→ **Description of the task**:
In the listing below, locate the lines that hold "this" and copy them.

[Figure collection entries]
################

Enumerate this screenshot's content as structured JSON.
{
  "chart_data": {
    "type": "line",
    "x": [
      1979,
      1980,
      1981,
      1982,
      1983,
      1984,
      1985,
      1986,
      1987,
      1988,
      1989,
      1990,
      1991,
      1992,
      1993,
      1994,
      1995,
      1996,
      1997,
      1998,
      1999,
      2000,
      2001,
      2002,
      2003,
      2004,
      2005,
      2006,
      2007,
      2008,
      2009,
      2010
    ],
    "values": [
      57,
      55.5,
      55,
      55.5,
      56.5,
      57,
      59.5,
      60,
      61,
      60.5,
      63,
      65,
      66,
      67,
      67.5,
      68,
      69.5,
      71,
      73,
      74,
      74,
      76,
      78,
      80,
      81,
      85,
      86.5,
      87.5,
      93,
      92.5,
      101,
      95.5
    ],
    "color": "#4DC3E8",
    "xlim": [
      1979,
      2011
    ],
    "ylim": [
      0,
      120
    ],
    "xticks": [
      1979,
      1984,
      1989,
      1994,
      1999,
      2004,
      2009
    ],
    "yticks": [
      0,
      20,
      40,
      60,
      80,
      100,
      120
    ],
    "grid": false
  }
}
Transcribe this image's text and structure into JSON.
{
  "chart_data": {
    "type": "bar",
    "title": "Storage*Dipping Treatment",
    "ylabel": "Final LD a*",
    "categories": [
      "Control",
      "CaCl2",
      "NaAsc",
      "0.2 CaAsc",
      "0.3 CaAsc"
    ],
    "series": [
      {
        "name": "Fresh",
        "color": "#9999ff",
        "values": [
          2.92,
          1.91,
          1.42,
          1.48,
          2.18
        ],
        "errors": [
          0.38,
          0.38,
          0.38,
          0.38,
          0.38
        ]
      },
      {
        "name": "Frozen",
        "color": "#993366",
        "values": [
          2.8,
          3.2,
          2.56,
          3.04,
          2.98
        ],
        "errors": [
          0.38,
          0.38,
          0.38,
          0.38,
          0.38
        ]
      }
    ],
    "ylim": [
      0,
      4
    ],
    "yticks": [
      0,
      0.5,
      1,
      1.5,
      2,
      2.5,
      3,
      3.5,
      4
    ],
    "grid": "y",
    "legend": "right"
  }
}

################

→ **Reply**:
Enumerate this screenshot's content as structured JSON.
Transcribe this image's text and structure into JSON.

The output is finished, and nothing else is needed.